Filter out everything except lines holding "обеспечивающая".
____
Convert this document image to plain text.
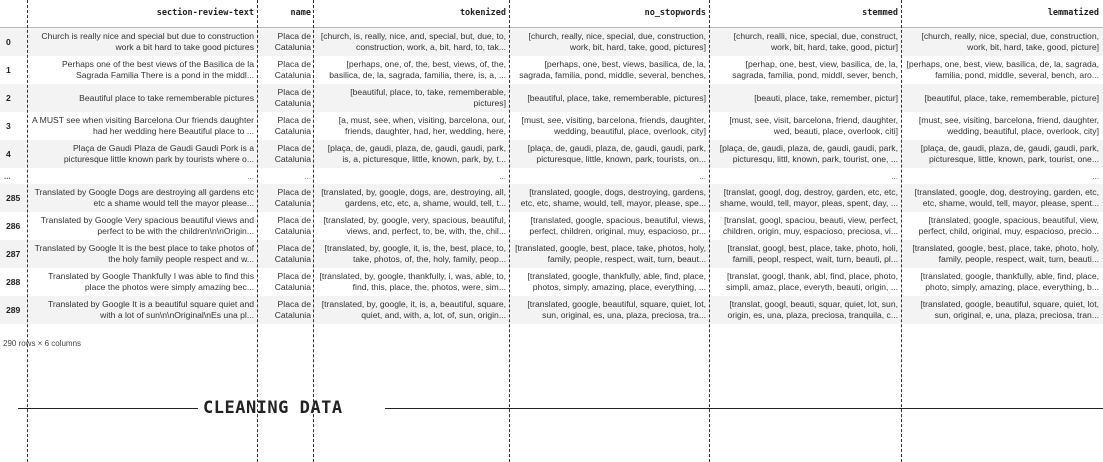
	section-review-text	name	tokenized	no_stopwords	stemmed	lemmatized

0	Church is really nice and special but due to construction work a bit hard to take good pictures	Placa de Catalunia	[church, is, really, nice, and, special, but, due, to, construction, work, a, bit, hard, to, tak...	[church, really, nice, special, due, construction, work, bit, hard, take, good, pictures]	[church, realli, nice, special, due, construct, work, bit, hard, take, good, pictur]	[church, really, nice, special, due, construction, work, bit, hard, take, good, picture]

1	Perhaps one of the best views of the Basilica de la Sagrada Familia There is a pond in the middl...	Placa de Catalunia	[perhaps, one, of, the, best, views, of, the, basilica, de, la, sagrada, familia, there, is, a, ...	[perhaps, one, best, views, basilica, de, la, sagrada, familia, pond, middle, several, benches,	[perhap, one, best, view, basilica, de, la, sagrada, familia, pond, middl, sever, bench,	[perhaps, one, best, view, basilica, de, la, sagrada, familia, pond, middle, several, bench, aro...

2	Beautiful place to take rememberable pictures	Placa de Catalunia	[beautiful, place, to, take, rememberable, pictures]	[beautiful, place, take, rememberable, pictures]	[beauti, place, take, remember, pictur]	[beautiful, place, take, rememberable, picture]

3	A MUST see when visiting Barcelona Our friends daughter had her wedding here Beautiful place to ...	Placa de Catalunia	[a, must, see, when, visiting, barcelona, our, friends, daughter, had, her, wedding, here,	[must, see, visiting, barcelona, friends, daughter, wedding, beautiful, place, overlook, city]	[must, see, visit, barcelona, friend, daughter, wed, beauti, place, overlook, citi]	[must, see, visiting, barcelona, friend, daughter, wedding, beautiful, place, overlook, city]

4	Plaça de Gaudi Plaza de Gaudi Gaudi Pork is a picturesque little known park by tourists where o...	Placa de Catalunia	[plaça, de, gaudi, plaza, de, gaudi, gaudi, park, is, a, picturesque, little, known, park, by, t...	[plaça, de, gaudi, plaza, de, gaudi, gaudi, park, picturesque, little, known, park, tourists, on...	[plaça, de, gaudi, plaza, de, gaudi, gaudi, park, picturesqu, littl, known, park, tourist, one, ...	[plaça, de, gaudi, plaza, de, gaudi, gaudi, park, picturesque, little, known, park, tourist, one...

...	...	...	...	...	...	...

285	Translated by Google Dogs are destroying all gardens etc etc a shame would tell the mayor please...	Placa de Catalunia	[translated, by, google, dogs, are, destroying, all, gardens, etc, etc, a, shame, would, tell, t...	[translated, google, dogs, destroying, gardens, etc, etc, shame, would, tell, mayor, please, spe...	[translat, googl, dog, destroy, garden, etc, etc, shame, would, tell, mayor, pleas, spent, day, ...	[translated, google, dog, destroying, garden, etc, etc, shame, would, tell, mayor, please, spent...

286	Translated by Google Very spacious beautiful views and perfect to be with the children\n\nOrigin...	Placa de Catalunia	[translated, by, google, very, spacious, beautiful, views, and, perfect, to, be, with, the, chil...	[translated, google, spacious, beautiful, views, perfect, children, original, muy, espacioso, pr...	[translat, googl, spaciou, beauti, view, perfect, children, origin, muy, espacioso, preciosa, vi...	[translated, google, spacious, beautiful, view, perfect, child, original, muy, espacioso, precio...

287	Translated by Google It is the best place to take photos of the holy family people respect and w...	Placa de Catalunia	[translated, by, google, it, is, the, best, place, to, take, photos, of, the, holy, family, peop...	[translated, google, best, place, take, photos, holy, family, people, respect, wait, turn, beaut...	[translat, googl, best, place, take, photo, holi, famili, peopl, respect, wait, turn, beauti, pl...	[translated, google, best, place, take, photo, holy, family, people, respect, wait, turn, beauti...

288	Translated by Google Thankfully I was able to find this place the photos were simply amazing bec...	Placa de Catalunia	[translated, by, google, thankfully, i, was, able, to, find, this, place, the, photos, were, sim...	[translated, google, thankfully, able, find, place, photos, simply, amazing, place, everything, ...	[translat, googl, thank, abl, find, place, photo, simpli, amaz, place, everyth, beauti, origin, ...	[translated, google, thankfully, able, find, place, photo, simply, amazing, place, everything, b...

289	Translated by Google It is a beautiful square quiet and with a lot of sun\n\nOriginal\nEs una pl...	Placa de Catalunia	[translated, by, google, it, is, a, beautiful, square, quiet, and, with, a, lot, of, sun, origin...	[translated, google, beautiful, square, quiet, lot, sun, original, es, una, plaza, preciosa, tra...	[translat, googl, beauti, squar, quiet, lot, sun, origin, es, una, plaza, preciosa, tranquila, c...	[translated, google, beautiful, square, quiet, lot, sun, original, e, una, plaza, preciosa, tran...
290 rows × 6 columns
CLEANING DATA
____
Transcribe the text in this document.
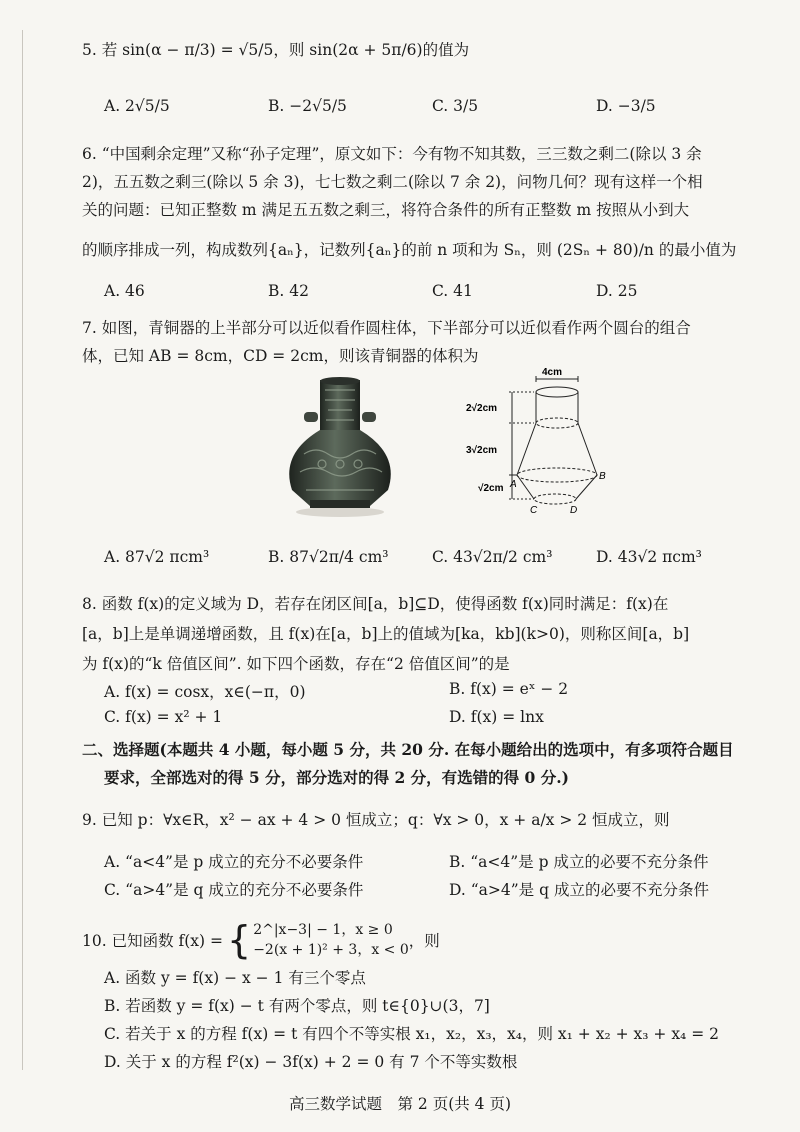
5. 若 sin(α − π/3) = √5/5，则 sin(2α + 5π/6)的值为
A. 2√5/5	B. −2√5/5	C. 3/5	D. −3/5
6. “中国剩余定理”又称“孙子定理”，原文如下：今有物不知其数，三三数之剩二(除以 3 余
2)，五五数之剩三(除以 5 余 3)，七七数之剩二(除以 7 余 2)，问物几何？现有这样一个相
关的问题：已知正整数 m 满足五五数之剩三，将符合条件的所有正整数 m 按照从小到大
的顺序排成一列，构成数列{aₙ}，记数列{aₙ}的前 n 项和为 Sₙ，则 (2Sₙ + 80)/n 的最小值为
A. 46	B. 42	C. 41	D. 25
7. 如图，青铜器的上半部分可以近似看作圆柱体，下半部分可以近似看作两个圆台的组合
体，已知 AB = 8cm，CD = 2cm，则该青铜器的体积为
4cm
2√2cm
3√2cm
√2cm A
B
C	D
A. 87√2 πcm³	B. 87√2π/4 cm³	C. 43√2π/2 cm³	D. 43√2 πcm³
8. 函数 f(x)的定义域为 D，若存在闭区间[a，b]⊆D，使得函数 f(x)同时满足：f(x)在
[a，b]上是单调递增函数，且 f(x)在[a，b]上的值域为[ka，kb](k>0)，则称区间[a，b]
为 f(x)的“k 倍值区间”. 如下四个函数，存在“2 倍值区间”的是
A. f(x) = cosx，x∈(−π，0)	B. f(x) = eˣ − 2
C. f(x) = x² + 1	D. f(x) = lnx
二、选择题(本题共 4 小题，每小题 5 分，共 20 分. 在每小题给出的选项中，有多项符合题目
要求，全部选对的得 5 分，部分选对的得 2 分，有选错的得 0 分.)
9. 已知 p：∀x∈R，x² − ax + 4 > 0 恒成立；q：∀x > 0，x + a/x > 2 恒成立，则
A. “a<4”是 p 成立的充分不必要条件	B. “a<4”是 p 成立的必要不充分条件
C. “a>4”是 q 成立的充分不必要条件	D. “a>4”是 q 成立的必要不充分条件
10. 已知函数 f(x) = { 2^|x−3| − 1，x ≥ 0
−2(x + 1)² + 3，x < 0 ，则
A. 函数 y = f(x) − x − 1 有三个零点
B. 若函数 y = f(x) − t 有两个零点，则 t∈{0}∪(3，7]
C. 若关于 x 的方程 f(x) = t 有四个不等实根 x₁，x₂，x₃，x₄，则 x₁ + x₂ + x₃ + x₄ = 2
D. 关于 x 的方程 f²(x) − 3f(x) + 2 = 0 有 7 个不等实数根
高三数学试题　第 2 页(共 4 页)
____
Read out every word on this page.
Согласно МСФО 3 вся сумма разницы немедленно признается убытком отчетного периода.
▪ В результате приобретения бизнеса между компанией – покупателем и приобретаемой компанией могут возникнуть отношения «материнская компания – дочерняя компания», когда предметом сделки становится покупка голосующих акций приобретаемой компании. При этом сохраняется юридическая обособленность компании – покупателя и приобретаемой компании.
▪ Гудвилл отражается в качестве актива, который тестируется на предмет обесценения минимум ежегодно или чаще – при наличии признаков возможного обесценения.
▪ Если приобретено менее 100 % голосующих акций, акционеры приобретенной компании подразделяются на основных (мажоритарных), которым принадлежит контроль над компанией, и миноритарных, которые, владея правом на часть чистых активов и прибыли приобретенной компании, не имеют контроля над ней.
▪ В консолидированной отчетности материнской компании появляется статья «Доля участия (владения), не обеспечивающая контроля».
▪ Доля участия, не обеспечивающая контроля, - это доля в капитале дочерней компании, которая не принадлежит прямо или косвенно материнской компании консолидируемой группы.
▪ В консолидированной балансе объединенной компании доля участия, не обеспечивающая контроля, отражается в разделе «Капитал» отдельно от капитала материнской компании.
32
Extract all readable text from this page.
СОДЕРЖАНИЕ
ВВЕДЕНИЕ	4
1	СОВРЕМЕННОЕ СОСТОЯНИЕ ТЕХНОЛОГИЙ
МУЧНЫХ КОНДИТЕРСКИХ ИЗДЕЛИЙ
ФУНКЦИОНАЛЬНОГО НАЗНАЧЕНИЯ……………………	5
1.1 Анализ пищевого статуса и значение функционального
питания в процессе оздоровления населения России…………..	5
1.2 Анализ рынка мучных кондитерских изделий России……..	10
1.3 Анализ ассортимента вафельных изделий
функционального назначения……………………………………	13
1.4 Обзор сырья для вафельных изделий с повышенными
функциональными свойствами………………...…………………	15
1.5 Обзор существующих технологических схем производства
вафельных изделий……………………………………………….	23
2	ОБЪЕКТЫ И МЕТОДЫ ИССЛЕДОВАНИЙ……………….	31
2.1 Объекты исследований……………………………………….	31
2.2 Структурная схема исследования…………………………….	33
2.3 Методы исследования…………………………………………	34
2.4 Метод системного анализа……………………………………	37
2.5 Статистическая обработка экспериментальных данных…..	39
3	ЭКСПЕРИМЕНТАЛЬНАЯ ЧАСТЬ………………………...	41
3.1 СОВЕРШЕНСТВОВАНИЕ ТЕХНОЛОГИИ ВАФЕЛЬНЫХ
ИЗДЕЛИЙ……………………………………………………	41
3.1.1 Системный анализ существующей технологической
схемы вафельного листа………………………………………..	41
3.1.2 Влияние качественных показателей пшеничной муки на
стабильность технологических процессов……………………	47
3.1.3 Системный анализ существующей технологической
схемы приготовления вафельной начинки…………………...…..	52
____
## [The result]
▪ В консолидированной отчетности материнской компании появляется статья «Доля участия (владения), не обеспечивающая контроля».
▪ Доля участия, не обеспечивающая контроля, - это доля в капитале дочерней компании, которая не принадлежит прямо или косвенно материнской компании консолидируемой группы.
▪ В консолидированной балансе объединенной компании доля участия, не обеспечивающая контроля, отражается в разделе «Капитал» отдельно от капитала материнской компании.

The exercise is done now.